Collect each line holding the string "growth".
[start of Data rows]
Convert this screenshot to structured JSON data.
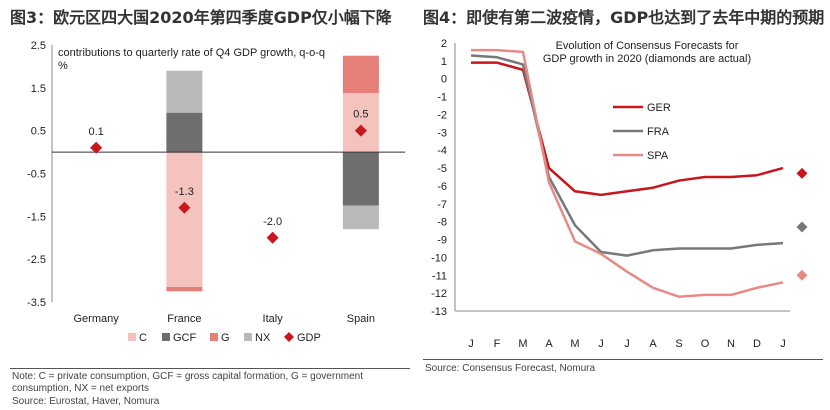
{
  "left": {
    "figure_title": "图3：欧元区四大国2020年第四季度GDP仅小幅下降",
    "note": "Note: C = private consumption, GCF = gross capital formation, G = government consumption, NX = net exports",
    "source": "Source: Eurostat, Haver, Nomura"
  },
  "right": {
    "figure_title": "图4：即使有第二波疫情，GDP也达到了去年中期的预期",
    "source": "Source: Consensus Forecast, Nomura"
  },
  "colors": {
    "C": "#f4c3be",
    "GCF": "#6e6e6e",
    "G": "#e57f78",
    "NX": "#b9b9b9",
    "GDP": "#c8161d",
    "GER": "#c8161d",
    "FRA": "#787878",
    "SPA": "#e88a84"
  },
  "chart_data": [
    {
      "type": "bar",
      "stacked": true,
      "title": "contributions to quarterly rate of Q4 GDP growth, q-o-q %",
      "categories": [
        "Germany",
        "France",
        "Italy",
        "Spain"
      ],
      "ylim": [
        -3.5,
        2.5
      ],
      "yticks": [
        "2.5",
        "1.5",
        "0.5",
        "-0.5",
        "-1.5",
        "-2.5",
        "-3.5"
      ],
      "ytick_values": [
        2.5,
        1.5,
        0.5,
        -0.5,
        -1.5,
        -2.5,
        -3.5
      ],
      "legend_position": "bottom",
      "series": [
        {
          "name": "C",
          "values": [
            0,
            -3.15,
            0,
            1.38
          ]
        },
        {
          "name": "GCF",
          "values": [
            0,
            0.92,
            0,
            -1.25
          ]
        },
        {
          "name": "G",
          "values": [
            0,
            -0.1,
            0,
            0.87
          ]
        },
        {
          "name": "NX",
          "values": [
            0,
            0.98,
            0,
            -0.55
          ]
        }
      ],
      "gdp": {
        "name": "GDP",
        "values": [
          0.1,
          -1.3,
          -2.0,
          0.5
        ],
        "labels": [
          "0.1",
          "-1.3",
          "-2.0",
          "0.5"
        ]
      }
    },
    {
      "type": "line",
      "title": "Evolution of Consensus Forecasts for GDP growth in 2020 (diamonds are actual)",
      "x": [
        "J",
        "F",
        "M",
        "A",
        "M",
        "J",
        "J",
        "A",
        "S",
        "O",
        "N",
        "D",
        "J"
      ],
      "ylim": [
        -13,
        2
      ],
      "yticks": [
        "2",
        "1",
        "0",
        "-1",
        "-2",
        "-3",
        "-4",
        "-5",
        "-6",
        "-7",
        "-8",
        "-9",
        "-10",
        "-11",
        "-12",
        "-13"
      ],
      "ytick_values": [
        2,
        1,
        0,
        -1,
        -2,
        -3,
        -4,
        -5,
        -6,
        -7,
        -8,
        -9,
        -10,
        -11,
        -12,
        -13
      ],
      "legend_position": "center-left",
      "series": [
        {
          "name": "GER",
          "values": [
            0.9,
            0.9,
            0.5,
            -5.0,
            -6.3,
            -6.5,
            -6.3,
            -6.1,
            -5.7,
            -5.5,
            -5.5,
            -5.4,
            -5.0
          ],
          "actual": -5.3
        },
        {
          "name": "FRA",
          "values": [
            1.3,
            1.2,
            0.8,
            -5.5,
            -8.2,
            -9.7,
            -9.9,
            -9.6,
            -9.5,
            -9.5,
            -9.5,
            -9.3,
            -9.2
          ],
          "actual": -8.3
        },
        {
          "name": "SPA",
          "values": [
            1.6,
            1.6,
            1.5,
            -5.8,
            -9.1,
            -9.8,
            -10.8,
            -11.7,
            -12.2,
            -12.1,
            -12.1,
            -11.7,
            -11.4
          ],
          "actual": -11.0
        }
      ]
    }
  ]
}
[end of Data rows]
The solution:
      "title": "contributions to quarterly rate of Q4 GDP growth, q-o-q %",
      "title": "Evolution of Consensus Forecasts for GDP growth in 2020 (diamonds are actual)",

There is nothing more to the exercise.